=== RECORDED INFORMATION ===

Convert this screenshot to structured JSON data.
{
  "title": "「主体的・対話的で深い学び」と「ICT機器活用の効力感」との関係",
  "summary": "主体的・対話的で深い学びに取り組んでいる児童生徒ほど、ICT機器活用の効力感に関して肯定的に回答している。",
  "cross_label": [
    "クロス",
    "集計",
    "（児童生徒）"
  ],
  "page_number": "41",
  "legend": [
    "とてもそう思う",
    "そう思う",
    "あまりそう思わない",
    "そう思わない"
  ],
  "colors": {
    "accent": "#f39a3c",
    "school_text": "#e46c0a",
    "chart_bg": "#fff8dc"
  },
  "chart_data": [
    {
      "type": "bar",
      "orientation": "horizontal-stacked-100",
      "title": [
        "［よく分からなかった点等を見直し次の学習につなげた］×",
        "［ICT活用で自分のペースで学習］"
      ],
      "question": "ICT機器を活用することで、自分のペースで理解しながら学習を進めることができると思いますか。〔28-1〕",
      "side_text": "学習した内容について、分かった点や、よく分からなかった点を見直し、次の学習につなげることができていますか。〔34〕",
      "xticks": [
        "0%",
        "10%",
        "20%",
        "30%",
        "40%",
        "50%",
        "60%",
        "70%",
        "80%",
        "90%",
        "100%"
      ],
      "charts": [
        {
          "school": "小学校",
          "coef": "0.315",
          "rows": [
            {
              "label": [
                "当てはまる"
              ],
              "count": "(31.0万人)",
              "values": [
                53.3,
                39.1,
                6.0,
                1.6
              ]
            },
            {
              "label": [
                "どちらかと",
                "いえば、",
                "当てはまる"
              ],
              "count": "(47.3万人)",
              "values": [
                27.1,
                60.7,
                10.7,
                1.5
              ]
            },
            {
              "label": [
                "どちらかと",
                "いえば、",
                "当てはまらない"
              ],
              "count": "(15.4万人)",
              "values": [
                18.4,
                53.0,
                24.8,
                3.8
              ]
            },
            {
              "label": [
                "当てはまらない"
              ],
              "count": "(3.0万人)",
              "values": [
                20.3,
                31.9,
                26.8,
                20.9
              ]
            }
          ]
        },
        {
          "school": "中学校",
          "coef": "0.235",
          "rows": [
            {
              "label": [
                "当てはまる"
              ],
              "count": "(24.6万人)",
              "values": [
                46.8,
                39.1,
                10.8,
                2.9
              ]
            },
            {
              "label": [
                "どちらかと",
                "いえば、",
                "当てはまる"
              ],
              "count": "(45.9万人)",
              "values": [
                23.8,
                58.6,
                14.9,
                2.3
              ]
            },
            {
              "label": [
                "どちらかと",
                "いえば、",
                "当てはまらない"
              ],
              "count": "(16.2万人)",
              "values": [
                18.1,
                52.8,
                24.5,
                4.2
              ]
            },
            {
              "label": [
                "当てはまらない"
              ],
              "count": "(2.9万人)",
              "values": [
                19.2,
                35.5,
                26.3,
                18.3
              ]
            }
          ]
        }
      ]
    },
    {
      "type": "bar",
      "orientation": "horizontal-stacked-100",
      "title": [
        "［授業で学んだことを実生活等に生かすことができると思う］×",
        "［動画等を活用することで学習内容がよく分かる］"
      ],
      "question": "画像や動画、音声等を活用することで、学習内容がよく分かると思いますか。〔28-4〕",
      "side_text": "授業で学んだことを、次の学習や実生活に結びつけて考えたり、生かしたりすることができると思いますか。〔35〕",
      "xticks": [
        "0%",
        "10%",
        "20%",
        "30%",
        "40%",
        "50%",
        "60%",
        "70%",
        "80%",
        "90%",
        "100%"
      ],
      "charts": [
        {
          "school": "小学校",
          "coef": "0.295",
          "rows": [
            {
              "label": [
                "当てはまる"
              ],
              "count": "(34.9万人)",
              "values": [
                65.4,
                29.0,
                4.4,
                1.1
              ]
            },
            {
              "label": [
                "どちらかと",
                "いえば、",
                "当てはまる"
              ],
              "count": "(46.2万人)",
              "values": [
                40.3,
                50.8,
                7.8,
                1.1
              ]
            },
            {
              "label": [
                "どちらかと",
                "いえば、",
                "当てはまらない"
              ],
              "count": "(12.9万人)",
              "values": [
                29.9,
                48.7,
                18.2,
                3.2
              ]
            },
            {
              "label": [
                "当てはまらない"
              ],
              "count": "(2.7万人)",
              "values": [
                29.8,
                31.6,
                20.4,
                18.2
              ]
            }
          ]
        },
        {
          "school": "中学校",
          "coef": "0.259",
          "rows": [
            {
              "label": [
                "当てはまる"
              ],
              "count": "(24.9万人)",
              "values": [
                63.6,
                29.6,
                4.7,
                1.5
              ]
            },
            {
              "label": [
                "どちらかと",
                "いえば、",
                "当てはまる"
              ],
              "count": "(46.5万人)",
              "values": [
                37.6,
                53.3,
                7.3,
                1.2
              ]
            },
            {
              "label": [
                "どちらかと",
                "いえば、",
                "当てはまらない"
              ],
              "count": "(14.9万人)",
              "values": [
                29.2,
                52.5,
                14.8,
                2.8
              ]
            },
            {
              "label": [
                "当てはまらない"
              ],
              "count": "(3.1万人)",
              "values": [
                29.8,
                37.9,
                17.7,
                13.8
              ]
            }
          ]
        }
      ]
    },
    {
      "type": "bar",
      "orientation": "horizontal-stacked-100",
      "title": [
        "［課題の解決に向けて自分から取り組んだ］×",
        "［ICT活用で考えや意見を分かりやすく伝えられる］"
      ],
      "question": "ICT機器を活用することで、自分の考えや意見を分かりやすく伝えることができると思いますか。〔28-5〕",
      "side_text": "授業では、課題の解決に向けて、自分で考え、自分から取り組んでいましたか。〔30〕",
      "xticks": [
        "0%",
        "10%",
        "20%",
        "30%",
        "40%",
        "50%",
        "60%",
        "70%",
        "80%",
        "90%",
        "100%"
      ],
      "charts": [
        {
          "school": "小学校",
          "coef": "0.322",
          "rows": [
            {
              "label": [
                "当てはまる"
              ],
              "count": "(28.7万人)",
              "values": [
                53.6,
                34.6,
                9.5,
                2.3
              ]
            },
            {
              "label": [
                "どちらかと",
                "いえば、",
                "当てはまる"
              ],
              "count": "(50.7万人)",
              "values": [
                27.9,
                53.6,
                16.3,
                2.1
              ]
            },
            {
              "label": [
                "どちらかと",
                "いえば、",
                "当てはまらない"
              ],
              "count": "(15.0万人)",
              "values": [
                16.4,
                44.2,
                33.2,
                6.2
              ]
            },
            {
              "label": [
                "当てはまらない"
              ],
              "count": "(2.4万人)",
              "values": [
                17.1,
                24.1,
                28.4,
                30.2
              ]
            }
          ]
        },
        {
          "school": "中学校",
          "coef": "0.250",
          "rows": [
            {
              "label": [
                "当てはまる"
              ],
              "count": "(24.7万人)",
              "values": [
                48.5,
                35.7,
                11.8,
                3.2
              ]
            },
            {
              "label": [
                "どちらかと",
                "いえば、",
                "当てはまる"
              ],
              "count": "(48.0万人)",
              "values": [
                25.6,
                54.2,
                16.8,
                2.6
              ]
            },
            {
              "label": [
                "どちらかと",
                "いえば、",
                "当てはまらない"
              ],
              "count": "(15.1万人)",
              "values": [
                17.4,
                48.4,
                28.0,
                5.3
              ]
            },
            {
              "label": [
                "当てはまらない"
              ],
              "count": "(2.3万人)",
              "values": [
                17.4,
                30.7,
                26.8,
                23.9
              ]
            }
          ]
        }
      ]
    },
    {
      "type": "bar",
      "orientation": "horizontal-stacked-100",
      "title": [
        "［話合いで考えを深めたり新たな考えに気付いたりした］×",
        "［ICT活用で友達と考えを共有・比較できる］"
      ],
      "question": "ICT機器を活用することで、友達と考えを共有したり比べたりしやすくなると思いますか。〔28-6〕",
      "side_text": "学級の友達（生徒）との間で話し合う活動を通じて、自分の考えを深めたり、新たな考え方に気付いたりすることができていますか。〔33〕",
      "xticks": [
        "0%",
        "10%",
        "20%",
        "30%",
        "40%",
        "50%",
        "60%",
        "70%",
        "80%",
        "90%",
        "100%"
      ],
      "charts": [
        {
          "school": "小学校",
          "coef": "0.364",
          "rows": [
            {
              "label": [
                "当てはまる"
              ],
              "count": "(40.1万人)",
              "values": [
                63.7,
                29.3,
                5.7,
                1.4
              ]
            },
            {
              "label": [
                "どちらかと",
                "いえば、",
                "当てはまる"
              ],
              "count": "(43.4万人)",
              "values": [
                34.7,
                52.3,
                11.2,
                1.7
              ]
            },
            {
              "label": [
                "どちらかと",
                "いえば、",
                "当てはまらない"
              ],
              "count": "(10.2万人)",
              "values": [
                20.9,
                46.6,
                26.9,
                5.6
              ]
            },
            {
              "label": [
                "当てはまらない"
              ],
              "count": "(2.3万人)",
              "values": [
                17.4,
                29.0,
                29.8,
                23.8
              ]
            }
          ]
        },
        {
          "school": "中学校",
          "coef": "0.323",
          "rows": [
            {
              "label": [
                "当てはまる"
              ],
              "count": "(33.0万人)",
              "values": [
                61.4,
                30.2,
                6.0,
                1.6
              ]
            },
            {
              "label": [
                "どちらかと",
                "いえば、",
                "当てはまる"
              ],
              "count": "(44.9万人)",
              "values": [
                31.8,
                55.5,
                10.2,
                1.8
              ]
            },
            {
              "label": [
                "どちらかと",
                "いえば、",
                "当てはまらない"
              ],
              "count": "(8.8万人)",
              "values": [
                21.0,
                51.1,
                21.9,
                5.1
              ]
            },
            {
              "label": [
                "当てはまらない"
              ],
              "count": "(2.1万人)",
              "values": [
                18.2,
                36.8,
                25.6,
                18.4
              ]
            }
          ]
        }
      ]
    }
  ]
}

===

Show each line of the data that contains the string "ICT機器を活用することで".

- **OUTPUT OF THE EXERCISE**
      "question": "ICT機器を活用することで、自分のペースで理解しながら学習を進めることができると思いますか。〔28-1〕",
      "question": "ICT機器を活用することで、自分の考えや意見を分かりやすく伝えることができると思いますか。〔28-5〕",
      "question": "ICT機器を活用することで、友達と考えを共有したり比べたりしやすくなると思いますか。〔28-6〕",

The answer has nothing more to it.